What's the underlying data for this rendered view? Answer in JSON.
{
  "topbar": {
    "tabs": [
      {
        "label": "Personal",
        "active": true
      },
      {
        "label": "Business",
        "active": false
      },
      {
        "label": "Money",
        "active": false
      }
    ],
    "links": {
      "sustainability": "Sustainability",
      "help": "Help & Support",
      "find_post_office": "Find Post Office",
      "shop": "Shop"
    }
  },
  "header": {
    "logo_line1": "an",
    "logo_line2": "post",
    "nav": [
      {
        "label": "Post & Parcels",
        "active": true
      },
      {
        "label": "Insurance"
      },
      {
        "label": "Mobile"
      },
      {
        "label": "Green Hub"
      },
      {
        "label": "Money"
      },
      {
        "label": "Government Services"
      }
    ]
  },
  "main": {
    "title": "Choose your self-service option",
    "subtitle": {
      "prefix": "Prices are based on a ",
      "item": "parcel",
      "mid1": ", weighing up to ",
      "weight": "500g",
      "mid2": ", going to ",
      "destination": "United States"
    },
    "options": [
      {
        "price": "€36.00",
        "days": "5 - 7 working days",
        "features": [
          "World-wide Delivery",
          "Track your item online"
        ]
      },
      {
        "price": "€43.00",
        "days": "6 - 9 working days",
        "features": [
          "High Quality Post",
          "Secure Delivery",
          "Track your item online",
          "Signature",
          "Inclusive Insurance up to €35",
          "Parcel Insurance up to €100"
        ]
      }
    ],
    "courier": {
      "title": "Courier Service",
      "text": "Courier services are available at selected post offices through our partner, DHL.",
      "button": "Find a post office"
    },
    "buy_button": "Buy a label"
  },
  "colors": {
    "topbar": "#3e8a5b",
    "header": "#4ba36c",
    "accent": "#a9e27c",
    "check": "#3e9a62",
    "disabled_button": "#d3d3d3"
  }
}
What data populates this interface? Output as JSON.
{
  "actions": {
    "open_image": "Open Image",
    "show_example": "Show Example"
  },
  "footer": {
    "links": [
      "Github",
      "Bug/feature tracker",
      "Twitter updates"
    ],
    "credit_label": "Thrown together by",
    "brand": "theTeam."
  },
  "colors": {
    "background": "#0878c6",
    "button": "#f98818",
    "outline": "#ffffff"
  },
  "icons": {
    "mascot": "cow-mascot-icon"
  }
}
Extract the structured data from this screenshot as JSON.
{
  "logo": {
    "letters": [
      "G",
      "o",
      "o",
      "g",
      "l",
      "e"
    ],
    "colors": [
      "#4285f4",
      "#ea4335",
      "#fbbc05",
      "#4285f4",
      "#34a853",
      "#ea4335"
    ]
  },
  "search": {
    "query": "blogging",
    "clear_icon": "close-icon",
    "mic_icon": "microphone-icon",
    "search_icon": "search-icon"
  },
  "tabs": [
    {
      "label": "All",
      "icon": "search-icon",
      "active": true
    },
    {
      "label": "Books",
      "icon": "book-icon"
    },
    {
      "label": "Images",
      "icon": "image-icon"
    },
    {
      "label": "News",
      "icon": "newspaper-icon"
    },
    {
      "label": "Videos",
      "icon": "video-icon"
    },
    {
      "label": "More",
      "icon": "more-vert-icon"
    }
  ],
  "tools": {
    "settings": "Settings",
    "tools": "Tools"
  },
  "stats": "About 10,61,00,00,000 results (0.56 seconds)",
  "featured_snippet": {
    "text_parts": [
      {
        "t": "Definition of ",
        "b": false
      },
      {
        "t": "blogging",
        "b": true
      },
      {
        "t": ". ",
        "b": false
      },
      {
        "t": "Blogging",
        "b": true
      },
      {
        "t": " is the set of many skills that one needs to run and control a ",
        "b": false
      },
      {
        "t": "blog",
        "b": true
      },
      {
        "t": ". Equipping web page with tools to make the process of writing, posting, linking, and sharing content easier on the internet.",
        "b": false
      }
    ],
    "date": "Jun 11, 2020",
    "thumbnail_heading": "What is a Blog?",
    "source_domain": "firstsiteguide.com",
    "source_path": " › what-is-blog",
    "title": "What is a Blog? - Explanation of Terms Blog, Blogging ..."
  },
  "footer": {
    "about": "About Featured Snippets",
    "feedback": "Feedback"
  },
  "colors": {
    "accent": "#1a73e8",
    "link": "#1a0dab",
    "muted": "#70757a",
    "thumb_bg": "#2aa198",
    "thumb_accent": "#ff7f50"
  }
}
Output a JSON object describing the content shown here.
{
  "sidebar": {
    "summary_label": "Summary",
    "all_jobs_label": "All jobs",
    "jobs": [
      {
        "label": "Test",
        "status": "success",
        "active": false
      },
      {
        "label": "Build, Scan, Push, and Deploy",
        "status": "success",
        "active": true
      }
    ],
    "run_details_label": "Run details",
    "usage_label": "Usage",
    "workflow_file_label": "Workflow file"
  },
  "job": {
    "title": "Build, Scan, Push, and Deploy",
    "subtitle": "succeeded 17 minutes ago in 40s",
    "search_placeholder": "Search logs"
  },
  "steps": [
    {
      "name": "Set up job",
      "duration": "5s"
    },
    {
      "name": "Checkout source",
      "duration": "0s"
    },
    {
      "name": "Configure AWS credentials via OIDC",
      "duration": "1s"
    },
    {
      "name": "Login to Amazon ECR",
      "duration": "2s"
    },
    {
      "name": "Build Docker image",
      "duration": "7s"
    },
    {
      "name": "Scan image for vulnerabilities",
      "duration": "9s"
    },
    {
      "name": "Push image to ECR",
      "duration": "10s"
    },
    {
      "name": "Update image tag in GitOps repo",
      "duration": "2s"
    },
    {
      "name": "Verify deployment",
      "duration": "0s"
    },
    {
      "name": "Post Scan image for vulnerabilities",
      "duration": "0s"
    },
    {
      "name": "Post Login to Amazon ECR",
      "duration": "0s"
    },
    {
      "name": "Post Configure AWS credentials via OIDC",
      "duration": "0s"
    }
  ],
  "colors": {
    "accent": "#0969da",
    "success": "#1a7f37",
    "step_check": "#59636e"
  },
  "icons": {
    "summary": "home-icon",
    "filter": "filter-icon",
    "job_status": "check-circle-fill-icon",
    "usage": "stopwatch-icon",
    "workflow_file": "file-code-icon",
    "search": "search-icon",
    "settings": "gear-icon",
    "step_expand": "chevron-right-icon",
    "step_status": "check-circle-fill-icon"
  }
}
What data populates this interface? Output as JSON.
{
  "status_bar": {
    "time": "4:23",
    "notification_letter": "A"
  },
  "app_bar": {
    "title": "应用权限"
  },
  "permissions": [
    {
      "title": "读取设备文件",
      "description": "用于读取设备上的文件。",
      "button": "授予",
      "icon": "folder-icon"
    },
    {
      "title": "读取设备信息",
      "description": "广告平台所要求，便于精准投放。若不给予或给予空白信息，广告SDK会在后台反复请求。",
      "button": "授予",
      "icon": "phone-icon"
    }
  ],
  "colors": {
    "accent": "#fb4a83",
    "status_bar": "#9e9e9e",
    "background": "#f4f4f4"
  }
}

───

-- Task instructions --
Your task is to repeat every entry exactly.

-- Complete response --
What's the underlying data for this rendered view? Answer in JSON.
{
  "topbar": {
    "tabs": [
      {
        "label": "Personal",
        "active": true
      },
      {
        "label": "Business",
        "active": false
      },
      {
        "label": "Money",
        "active": false
      }
    ],
    "links": {
      "sustainability": "Sustainability",
      "help": "Help & Support",
      "find_post_office": "Find Post Office",
      "shop": "Shop"
    }
  },
  "header": {
    "logo_line1": "an",
    "logo_line2": "post",
    "nav": [
      {
        "label": "Post & Parcels",
        "active": true
      },
      {
        "label": "Insurance"
      },
      {
        "label": "Mobile"
      },
      {
        "label": "Green Hub"
      },
      {
        "label": "Money"
      },
      {
        "label": "Government Services"
      }
    ]
  },
  "main": {
    "title": "Choose your self-service option",
    "subtitle": {
      "prefix": "Prices are based on a ",
      "item": "parcel",
      "mid1": ", weighing up to ",
      "weight": "500g",
      "mid2": ", going to ",
      "destination": "United States"
    },
    "options": [
      {
        "price": "€36.00",
        "days": "5 - 7 working days",
        "features": [
          "World-wide Delivery",
          "Track your item online"
        ]
      },
      {
        "price": "€43.00",
        "days": "6 - 9 working days",
        "features": [
          "High Quality Post",
          "Secure Delivery",
          "Track your item online",
          "Signature",
          "Inclusive Insurance up to €35",
          "Parcel Insurance up to €100"
        ]
      }
    ],
    "courier": {
      "title": "Courier Service",
      "text": "Courier services are available at selected post offices through our partner, DHL.",
      "button": "Find a post office"
    },
    "buy_button": "Buy a label"
  },
  "colors": {
    "topbar": "#3e8a5b",
    "header": "#4ba36c",
    "accent": "#a9e27c",
    "check": "#3e9a62",
    "disabled_button": "#d3d3d3"
  }
}
What data populates this interface? Output as JSON.
{
  "actions": {
    "open_image": "Open Image",
    "show_example": "Show Example"
  },
  "footer": {
    "links": [
      "Github",
      "Bug/feature tracker",
      "Twitter updates"
    ],
    "credit_label": "Thrown together by",
    "brand": "theTeam."
  },
  "colors": {
    "background": "#0878c6",
    "button": "#f98818",
    "outline": "#ffffff"
  },
  "icons": {
    "mascot": "cow-mascot-icon"
  }
}
Extract the structured data from this screenshot as JSON.
{
  "logo": {
    "letters": [
      "G",
      "o",
      "o",
      "g",
      "l",
      "e"
    ],
    "colors": [
      "#4285f4",
      "#ea4335",
      "#fbbc05",
      "#4285f4",
      "#34a853",
      "#ea4335"
    ]
  },
  "search": {
    "query": "blogging",
    "clear_icon": "close-icon",
    "mic_icon": "microphone-icon",
    "search_icon": "search-icon"
  },
  "tabs": [
    {
      "label": "All",
      "icon": "search-icon",
      "active": true
    },
    {
      "label": "Books",
      "icon": "book-icon"
    },
    {
      "label": "Images",
      "icon": "image-icon"
    },
    {
      "label": "News",
      "icon": "newspaper-icon"
    },
    {
      "label": "Videos",
      "icon": "video-icon"
    },
    {
      "label": "More",
      "icon": "more-vert-icon"
    }
  ],
  "tools": {
    "settings": "Settings",
    "tools": "Tools"
  },
  "stats": "About 10,61,00,00,000 results (0.56 seconds)",
  "featured_snippet": {
    "text_parts": [
      {
        "t": "Definition of ",
        "b": false
      },
      {
        "t": "blogging",
        "b": true
      },
      {
        "t": ". ",
        "b": false
      },
      {
        "t": "Blogging",
        "b": true
      },
      {
        "t": " is the set of many skills that one needs to run and control a ",
        "b": false
      },
      {
        "t": "blog",
        "b": true
      },
      {
        "t": ". Equipping web page with tools to make the process of writing, posting, linking, and sharing content easier on the internet.",
        "b": false
      }
    ],
    "date": "Jun 11, 2020",
    "thumbnail_heading": "What is a Blog?",
    "source_domain": "firstsiteguide.com",
    "source_path": " › what-is-blog",
    "title": "What is a Blog? - Explanation of Terms Blog, Blogging ..."
  },
  "footer": {
    "about": "About Featured Snippets",
    "feedback": "Feedback"
  },
  "colors": {
    "accent": "#1a73e8",
    "link": "#1a0dab",
    "muted": "#70757a",
    "thumb_bg": "#2aa198",
    "thumb_accent": "#ff7f50"
  }
}
Output a JSON object describing the content shown here.
{
  "sidebar": {
    "summary_label": "Summary",
    "all_jobs_label": "All jobs",
    "jobs": [
      {
        "label": "Test",
        "status": "success",
        "active": false
      },
      {
        "label": "Build, Scan, Push, and Deploy",
        "status": "success",
        "active": true
      }
    ],
    "run_details_label": "Run details",
    "usage_label": "Usage",
    "workflow_file_label": "Workflow file"
  },
  "job": {
    "title": "Build, Scan, Push, and Deploy",
    "subtitle": "succeeded 17 minutes ago in 40s",
    "search_placeholder": "Search logs"
  },
  "steps": [
    {
      "name": "Set up job",
      "duration": "5s"
    },
    {
      "name": "Checkout source",
      "duration": "0s"
    },
    {
      "name": "Configure AWS credentials via OIDC",
      "duration": "1s"
    },
    {
      "name": "Login to Amazon ECR",
      "duration": "2s"
    },
    {
      "name": "Build Docker image",
      "duration": "7s"
    },
    {
      "name": "Scan image for vulnerabilities",
      "duration": "9s"
    },
    {
      "name": "Push image to ECR",
      "duration": "10s"
    },
    {
      "name": "Update image tag in GitOps repo",
      "duration": "2s"
    },
    {
      "name": "Verify deployment",
      "duration": "0s"
    },
    {
      "name": "Post Scan image for vulnerabilities",
      "duration": "0s"
    },
    {
      "name": "Post Login to Amazon ECR",
      "duration": "0s"
    },
    {
      "name": "Post Configure AWS credentials via OIDC",
      "duration": "0s"
    }
  ],
  "colors": {
    "accent": "#0969da",
    "success": "#1a7f37",
    "step_check": "#59636e"
  },
  "icons": {
    "summary": "home-icon",
    "filter": "filter-icon",
    "job_status": "check-circle-fill-icon",
    "usage": "stopwatch-icon",
    "workflow_file": "file-code-icon",
    "search": "search-icon",
    "settings": "gear-icon",
    "step_expand": "chevron-right-icon",
    "step_status": "check-circle-fill-icon"
  }
}
What data populates this interface? Output as JSON.
{
  "status_bar": {
    "time": "4:23",
    "notification_letter": "A"
  },
  "app_bar": {
    "title": "应用权限"
  },
  "permissions": [
    {
      "title": "读取设备文件",
      "description": "用于读取设备上的文件。",
      "button": "授予",
      "icon": "folder-icon"
    },
    {
      "title": "读取设备信息",
      "description": "广告平台所要求，便于精准投放。若不给予或给予空白信息，广告SDK会在后台反复请求。",
      "button": "授予",
      "icon": "phone-icon"
    }
  ],
  "colors": {
    "accent": "#fb4a83",
    "status_bar": "#9e9e9e",
    "background": "#f4f4f4"
  }
}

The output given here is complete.